Copy each line of the records that contains the word "label".

DATA ROWS:
'''

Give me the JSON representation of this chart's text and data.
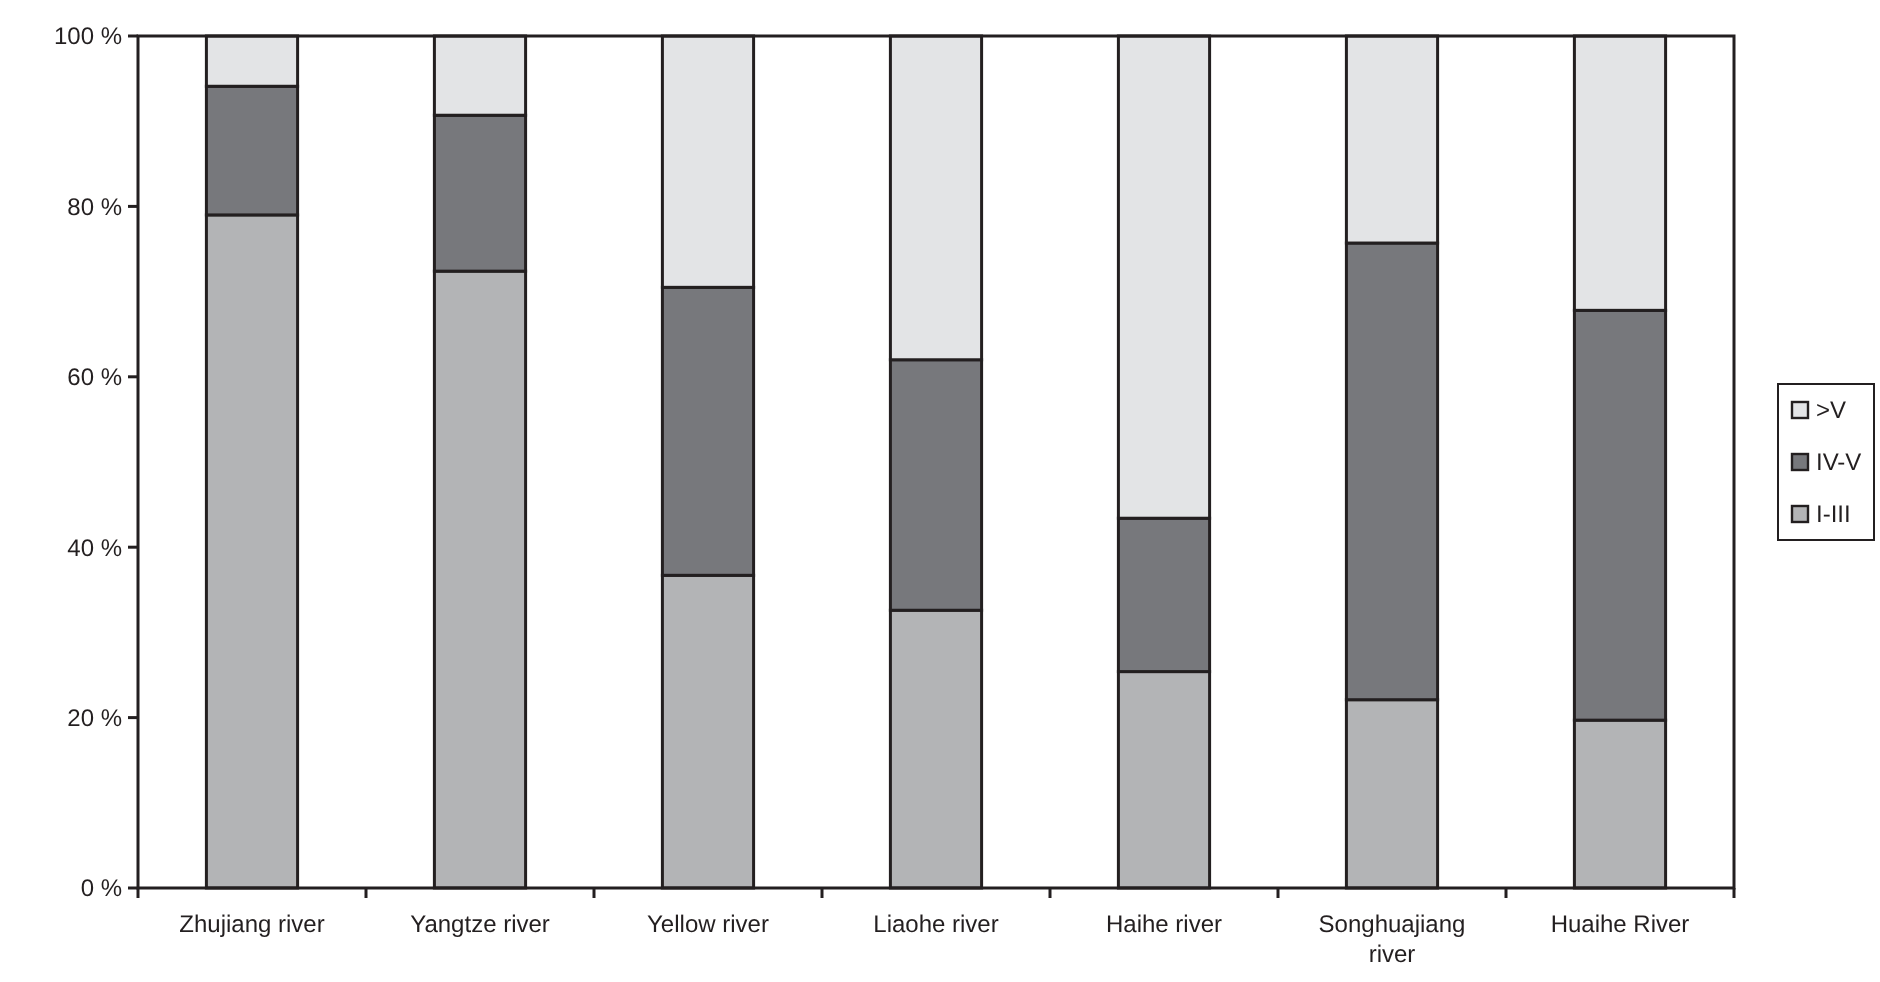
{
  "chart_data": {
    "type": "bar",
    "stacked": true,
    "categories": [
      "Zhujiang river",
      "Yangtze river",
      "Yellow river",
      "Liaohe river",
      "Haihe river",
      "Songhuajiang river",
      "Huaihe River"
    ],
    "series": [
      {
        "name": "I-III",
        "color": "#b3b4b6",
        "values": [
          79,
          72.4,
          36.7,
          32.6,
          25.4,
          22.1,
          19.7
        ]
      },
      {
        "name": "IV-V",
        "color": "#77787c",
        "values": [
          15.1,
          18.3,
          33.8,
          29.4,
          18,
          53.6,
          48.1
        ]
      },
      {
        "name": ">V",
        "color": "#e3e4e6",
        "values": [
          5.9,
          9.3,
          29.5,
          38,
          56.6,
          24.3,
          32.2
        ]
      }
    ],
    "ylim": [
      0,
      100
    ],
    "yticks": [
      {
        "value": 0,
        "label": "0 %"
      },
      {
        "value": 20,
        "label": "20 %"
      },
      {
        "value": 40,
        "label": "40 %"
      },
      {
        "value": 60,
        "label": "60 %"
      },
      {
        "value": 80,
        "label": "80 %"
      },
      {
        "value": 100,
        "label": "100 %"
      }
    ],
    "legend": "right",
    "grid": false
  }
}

'''

OUTPUT BELOW:
        "label": "0 %"
        "label": "20 %"
        "label": "40 %"
        "label": "60 %"
        "label": "80 %"
        "label": "100 %"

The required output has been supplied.